---------- Records provided ----------

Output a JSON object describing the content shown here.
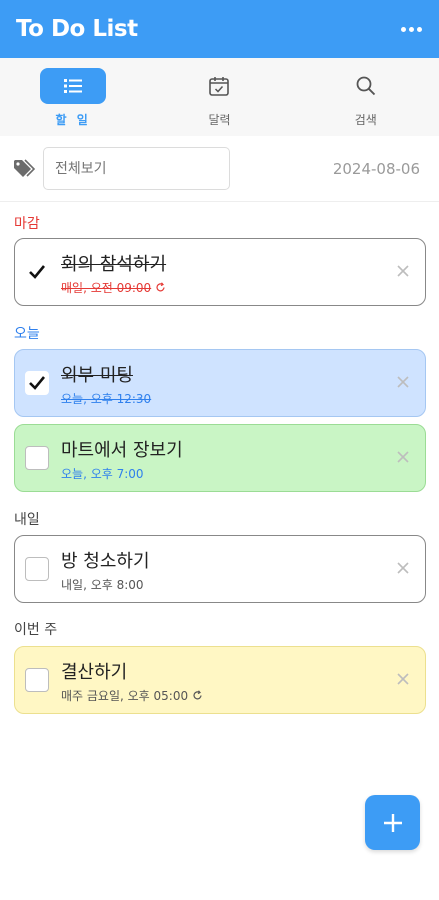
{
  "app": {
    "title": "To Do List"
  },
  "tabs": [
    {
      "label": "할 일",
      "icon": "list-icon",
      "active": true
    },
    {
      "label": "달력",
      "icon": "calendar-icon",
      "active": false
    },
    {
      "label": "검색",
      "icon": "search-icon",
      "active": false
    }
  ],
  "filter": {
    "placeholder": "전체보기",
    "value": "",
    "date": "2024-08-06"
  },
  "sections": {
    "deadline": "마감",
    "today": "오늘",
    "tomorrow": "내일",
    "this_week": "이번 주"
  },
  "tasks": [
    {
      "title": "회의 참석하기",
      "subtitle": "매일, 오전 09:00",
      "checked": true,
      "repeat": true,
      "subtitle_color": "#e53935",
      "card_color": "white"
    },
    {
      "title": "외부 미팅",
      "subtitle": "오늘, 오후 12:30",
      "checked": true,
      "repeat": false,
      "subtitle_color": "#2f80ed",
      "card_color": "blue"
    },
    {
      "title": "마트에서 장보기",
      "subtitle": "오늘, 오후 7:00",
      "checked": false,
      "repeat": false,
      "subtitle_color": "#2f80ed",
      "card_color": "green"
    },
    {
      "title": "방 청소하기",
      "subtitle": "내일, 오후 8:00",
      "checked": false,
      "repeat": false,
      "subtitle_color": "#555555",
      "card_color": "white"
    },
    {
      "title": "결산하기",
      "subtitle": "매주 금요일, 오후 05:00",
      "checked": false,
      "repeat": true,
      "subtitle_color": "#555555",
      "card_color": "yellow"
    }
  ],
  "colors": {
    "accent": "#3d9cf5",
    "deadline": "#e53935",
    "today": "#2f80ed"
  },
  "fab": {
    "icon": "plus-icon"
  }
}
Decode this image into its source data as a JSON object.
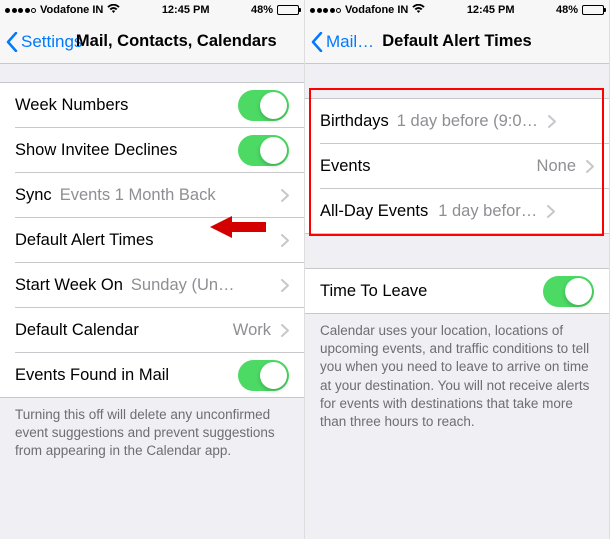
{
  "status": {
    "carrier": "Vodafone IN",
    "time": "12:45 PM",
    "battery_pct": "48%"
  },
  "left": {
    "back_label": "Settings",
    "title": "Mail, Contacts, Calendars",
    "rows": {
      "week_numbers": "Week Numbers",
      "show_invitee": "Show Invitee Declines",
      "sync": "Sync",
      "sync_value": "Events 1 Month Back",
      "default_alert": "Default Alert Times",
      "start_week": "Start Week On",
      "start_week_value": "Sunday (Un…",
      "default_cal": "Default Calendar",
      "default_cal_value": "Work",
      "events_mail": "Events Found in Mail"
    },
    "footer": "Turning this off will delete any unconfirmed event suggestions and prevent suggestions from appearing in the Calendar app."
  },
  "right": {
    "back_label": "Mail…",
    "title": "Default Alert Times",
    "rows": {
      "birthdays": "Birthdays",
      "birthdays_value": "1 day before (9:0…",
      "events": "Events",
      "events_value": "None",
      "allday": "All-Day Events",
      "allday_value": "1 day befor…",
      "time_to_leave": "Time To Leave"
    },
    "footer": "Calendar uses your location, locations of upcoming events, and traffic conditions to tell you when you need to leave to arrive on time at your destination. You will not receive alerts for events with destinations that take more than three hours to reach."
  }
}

----------

- Task goal
Gather and copy every line of the data in which the string "footer" is found.

- Task solution
    "footer": "Turning this off will delete any unconfirmed event suggestions and prevent suggestions from appearing in the Calendar app."
    "footer": "Calendar uses your location, locations of upcoming events, and traffic conditions to tell you when you need to leave to arrive on time at your destination. You will not receive alerts for events with destinations that take more than three hours to reach."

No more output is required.